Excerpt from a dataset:
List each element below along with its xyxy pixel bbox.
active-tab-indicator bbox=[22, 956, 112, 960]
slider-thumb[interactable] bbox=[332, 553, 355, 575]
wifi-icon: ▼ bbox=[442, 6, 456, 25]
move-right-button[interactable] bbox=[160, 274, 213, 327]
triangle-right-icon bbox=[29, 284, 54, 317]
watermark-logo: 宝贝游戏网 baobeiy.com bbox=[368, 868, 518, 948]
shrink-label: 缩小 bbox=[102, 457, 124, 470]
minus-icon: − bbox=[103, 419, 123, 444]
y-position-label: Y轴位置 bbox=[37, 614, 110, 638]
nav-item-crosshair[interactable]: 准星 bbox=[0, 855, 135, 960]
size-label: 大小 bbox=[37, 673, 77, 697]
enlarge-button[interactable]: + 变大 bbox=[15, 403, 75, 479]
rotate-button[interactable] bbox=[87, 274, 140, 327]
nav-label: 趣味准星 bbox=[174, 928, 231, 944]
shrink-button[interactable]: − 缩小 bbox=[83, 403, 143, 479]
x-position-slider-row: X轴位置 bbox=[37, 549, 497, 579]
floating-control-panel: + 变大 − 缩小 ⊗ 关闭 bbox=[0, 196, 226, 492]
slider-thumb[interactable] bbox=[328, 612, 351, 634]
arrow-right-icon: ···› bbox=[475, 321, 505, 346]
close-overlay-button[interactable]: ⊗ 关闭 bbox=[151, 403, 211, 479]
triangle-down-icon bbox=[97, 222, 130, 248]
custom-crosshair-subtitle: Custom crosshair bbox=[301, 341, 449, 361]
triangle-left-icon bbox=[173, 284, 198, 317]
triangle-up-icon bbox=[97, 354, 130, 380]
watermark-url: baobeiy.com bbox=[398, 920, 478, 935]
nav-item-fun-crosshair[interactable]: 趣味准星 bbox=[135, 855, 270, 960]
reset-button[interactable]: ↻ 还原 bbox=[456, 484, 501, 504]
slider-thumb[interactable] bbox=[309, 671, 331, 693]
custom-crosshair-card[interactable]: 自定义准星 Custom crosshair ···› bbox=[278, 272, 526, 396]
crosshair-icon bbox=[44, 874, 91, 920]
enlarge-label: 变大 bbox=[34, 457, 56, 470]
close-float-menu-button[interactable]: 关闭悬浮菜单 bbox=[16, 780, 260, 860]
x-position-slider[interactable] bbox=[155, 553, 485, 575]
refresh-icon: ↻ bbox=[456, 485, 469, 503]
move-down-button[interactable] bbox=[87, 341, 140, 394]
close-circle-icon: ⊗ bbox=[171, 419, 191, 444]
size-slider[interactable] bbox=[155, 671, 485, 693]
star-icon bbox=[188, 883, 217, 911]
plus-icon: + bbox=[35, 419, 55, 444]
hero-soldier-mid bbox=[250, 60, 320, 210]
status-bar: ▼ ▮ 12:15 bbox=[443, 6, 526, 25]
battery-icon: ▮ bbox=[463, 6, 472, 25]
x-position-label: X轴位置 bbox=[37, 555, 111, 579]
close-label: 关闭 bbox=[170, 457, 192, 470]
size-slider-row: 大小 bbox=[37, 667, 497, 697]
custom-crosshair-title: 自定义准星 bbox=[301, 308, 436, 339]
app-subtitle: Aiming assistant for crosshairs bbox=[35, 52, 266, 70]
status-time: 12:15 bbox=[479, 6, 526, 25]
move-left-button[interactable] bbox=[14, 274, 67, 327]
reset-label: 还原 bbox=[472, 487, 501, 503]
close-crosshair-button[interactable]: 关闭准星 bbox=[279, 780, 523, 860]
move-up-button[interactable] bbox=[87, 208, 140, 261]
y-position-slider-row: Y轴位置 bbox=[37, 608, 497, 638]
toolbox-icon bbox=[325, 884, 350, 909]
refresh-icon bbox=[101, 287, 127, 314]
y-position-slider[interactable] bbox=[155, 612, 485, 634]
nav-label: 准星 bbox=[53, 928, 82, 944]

- _Short exercise_: Transcribe every line of the material above without changing a single character.

- _Problem solution_:
List each element below along with its xyxy pixel bbox.
active-tab-indicator bbox=[22, 956, 112, 960]
slider-thumb[interactable] bbox=[332, 553, 355, 575]
wifi-icon: ▼ bbox=[442, 6, 456, 25]
move-right-button[interactable] bbox=[160, 274, 213, 327]
triangle-right-icon bbox=[29, 284, 54, 317]
watermark-logo: 宝贝游戏网 baobeiy.com bbox=[368, 868, 518, 948]
shrink-label: 缩小 bbox=[102, 457, 124, 470]
minus-icon: − bbox=[103, 419, 123, 444]
y-position-label: Y轴位置 bbox=[37, 614, 110, 638]
nav-item-crosshair[interactable]: 准星 bbox=[0, 855, 135, 960]
size-label: 大小 bbox=[37, 673, 77, 697]
enlarge-button[interactable]: + 变大 bbox=[15, 403, 75, 479]
rotate-button[interactable] bbox=[87, 274, 140, 327]
nav-label: 趣味准星 bbox=[174, 928, 231, 944]
shrink-button[interactable]: − 缩小 bbox=[83, 403, 143, 479]
x-position-slider-row: X轴位置 bbox=[37, 549, 497, 579]
floating-control-panel: + 变大 − 缩小 ⊗ 关闭 bbox=[0, 196, 226, 492]
slider-thumb[interactable] bbox=[328, 612, 351, 634]
arrow-right-icon: ···› bbox=[475, 321, 505, 346]
close-overlay-button[interactable]: ⊗ 关闭 bbox=[151, 403, 211, 479]
triangle-down-icon bbox=[97, 222, 130, 248]
custom-crosshair-subtitle: Custom crosshair bbox=[301, 341, 449, 361]
triangle-left-icon bbox=[173, 284, 198, 317]
triangle-up-icon bbox=[97, 354, 130, 380]
watermark-url: baobeiy.com bbox=[398, 920, 478, 935]
nav-item-fun-crosshair[interactable]: 趣味准星 bbox=[135, 855, 270, 960]
reset-button[interactable]: ↻ 还原 bbox=[456, 484, 501, 504]
slider-thumb[interactable] bbox=[309, 671, 331, 693]
custom-crosshair-card[interactable]: 自定义准星 Custom crosshair ···› bbox=[278, 272, 526, 396]
crosshair-icon bbox=[44, 874, 91, 920]
enlarge-label: 变大 bbox=[34, 457, 56, 470]
close-float-menu-button[interactable]: 关闭悬浮菜单 bbox=[16, 780, 260, 860]
x-position-slider[interactable] bbox=[155, 553, 485, 575]
refresh-icon: ↻ bbox=[456, 485, 469, 503]
move-down-button[interactable] bbox=[87, 341, 140, 394]
close-circle-icon: ⊗ bbox=[171, 419, 191, 444]
size-slider[interactable] bbox=[155, 671, 485, 693]
star-icon bbox=[188, 883, 217, 911]
plus-icon: + bbox=[35, 419, 55, 444]
hero-soldier-mid bbox=[250, 60, 320, 210]
status-bar: ▼ ▮ 12:15 bbox=[443, 6, 526, 25]
battery-icon: ▮ bbox=[463, 6, 472, 25]
x-position-label: X轴位置 bbox=[37, 555, 111, 579]
close-label: 关闭 bbox=[170, 457, 192, 470]
size-slider-row: 大小 bbox=[37, 667, 497, 697]
custom-crosshair-title: 自定义准星 bbox=[301, 308, 436, 339]
app-subtitle: Aiming assistant for crosshairs bbox=[35, 52, 266, 70]
status-time: 12:15 bbox=[479, 6, 526, 25]
move-left-button[interactable] bbox=[14, 274, 67, 327]
reset-label: 还原 bbox=[472, 487, 501, 503]
close-crosshair-button[interactable]: 关闭准星 bbox=[279, 780, 523, 860]
move-up-button[interactable] bbox=[87, 208, 140, 261]
y-position-slider-row: Y轴位置 bbox=[37, 608, 497, 638]
toolbox-icon bbox=[325, 884, 350, 909]
refresh-icon bbox=[101, 287, 127, 314]
y-position-slider[interactable] bbox=[155, 612, 485, 634]
nav-label: 准星 bbox=[53, 928, 82, 944]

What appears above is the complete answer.